— START Supplied data —

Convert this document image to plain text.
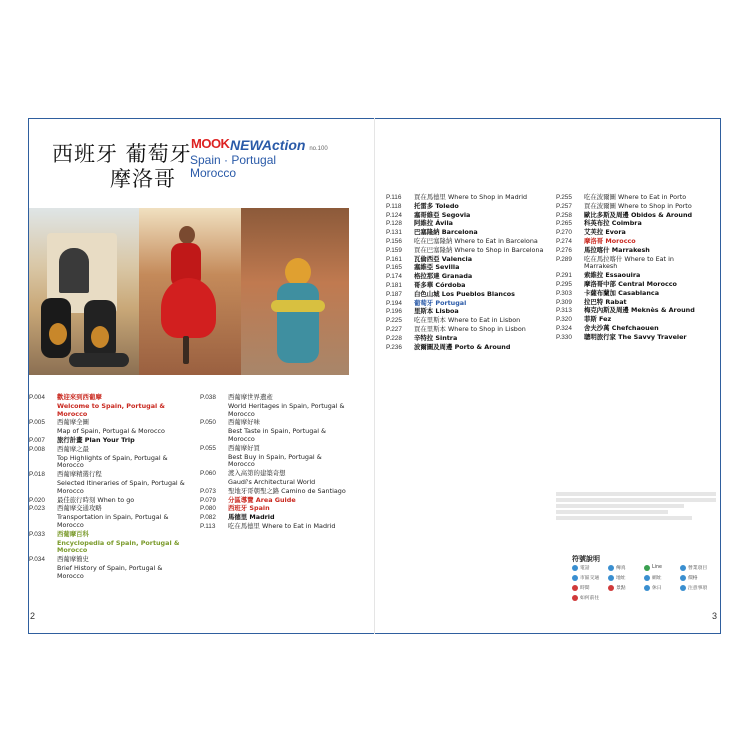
西班牙 葡萄牙
摩洛哥
MOOK NEWAction no.100
Spain · Portugal
Morocco
P.004 歡迎來到西葡摩
Welcome to Spain, Portugal & Morocco
P.005 西葡摩全圖
Map of Spain, Portugal & Morocco
P.007 旅行計畫 Plan Your Trip
P.008 西葡摩之最
Top Highlights of Spain, Portugal & Morocco
P.018 西葡摩精選行程
Selected Itineraries of Spain, Portugal & Morocco
P.020 最佳旅行時刻 When to go
P.023 西葡摩交通攻略
Transportation in Spain, Portugal & Morocco
P.033 西葡摩百科
Encyclopedia of Spain, Portugal & Morocco
P.034 西葡摩簡史
Brief History of Spain, Portugal & Morocco
P.038 西葡摩世界遺產
World Heritages in Spain, Portugal & Morocco
P.050 西葡摩好味
Best Taste in Spain, Portugal & Morocco
P.055 西葡摩好買
Best Buy in Spain, Portugal & Morocco
P.060 渡入高第的建築奇想
Gaudí's Architectural World
P.073 聖地牙哥朝聖之路 Camino de Santiago
P.079 分區導覽 Area Guide
P.080 西班牙 Spain
P.082 馬德里 Madrid
P.113 吃在馬德里 Where to Eat in Madrid
P.116 買在馬德里 Where to Shop in Madrid
P.118 托雷多 Toledo
P.124 塞哥維亞 Segovia
P.128 阿維拉 Ávila
P.131 巴塞隆納 Barcelona
P.156 吃在巴塞隆納 Where to Eat in Barcelona
P.159 買在巴塞隆納 Where to Shop in Barcelona
P.161 瓦倫西亞 Valencia
P.165 塞維亞 Sevilla
P.174 格拉那達 Granada
P.181 哥多華 Córdoba
P.187 白色山城 Los Pueblos Blancos
P.194 葡萄牙 Portugal
P.196 里斯本 Lisboa
P.225 吃在里斯本 Where to Eat in Lisbon
P.227 買在里斯本 Where to Shop in Lisbon
P.228 辛特拉 Sintra
P.236 波爾圖及周邊 Porto & Around
P.255 吃在波爾圖 Where to Eat in Porto
P.257 買在波爾圖 Where to Shop in Porto
P.258 歐比多斯及周邊 Obidos & Around
P.265 科英布拉 Coimbra
P.270 艾芙拉 Evora
P.274 摩洛哥 Morocco
P.276 馬拉喀什 Marrakesh
P.289 吃在馬拉喀什 Where to Eat in Marrakesh
P.291 索維拉 Essaouira
P.295 摩洛哥中部 Central Morocco
P.303 卡薩布蘭加 Casablanca
P.309 拉巴特 Rabat
P.313 梅克內斯及周邊 Meknès & Around
P.320 菲斯 Fez
P.324 舍夫沙萬 Chefchaouen
P.330 聰明旅行家 The Savvy Traveler
符號說明
電話	傳真	Line	營業項目
市區交通	地址	網址	價格
時間	景點	休日	注意事項
如何前往
2	3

— END Supplied data —

● **Goal of the exercise**
Keep the pictures out of your copy, and repeat every entry above exactly.

● **Exercise answer**
Convert this document image to plain text.
西班牙 葡萄牙
摩洛哥
MOOK NEWAction no.100
Spain · Portugal
Morocco
P.004 歡迎來到西葡摩
Welcome to Spain, Portugal & Morocco
P.005 西葡摩全圖
Map of Spain, Portugal & Morocco
P.007 旅行計畫 Plan Your Trip
P.008 西葡摩之最
Top Highlights of Spain, Portugal & Morocco
P.018 西葡摩精選行程
Selected Itineraries of Spain, Portugal & Morocco
P.020 最佳旅行時刻 When to go
P.023 西葡摩交通攻略
Transportation in Spain, Portugal & Morocco
P.033 西葡摩百科
Encyclopedia of Spain, Portugal & Morocco
P.034 西葡摩簡史
Brief History of Spain, Portugal & Morocco
P.038 西葡摩世界遺產
World Heritages in Spain, Portugal & Morocco
P.050 西葡摩好味
Best Taste in Spain, Portugal & Morocco
P.055 西葡摩好買
Best Buy in Spain, Portugal & Morocco
P.060 渡入高第的建築奇想
Gaudí's Architectural World
P.073 聖地牙哥朝聖之路 Camino de Santiago
P.079 分區導覽 Area Guide
P.080 西班牙 Spain
P.082 馬德里 Madrid
P.113 吃在馬德里 Where to Eat in Madrid
P.116 買在馬德里 Where to Shop in Madrid
P.118 托雷多 Toledo
P.124 塞哥維亞 Segovia
P.128 阿維拉 Ávila
P.131 巴塞隆納 Barcelona
P.156 吃在巴塞隆納 Where to Eat in Barcelona
P.159 買在巴塞隆納 Where to Shop in Barcelona
P.161 瓦倫西亞 Valencia
P.165 塞維亞 Sevilla
P.174 格拉那達 Granada
P.181 哥多華 Córdoba
P.187 白色山城 Los Pueblos Blancos
P.194 葡萄牙 Portugal
P.196 里斯本 Lisboa
P.225 吃在里斯本 Where to Eat in Lisbon
P.227 買在里斯本 Where to Shop in Lisbon
P.228 辛特拉 Sintra
P.236 波爾圖及周邊 Porto & Around
P.255 吃在波爾圖 Where to Eat in Porto
P.257 買在波爾圖 Where to Shop in Porto
P.258 歐比多斯及周邊 Obidos & Around
P.265 科英布拉 Coimbra
P.270 艾芙拉 Evora
P.274 摩洛哥 Morocco
P.276 馬拉喀什 Marrakesh
P.289 吃在馬拉喀什 Where to Eat in Marrakesh
P.291 索維拉 Essaouira
P.295 摩洛哥中部 Central Morocco
P.303 卡薩布蘭加 Casablanca
P.309 拉巴特 Rabat
P.313 梅克內斯及周邊 Meknès & Around
P.320 菲斯 Fez
P.324 舍夫沙萬 Chefchaouen
P.330 聰明旅行家 The Savvy Traveler
符號說明
電話	傳真	Line	營業項目
市區交通	地址	網址	價格
時間	景點	休日	注意事項
如何前往
2	3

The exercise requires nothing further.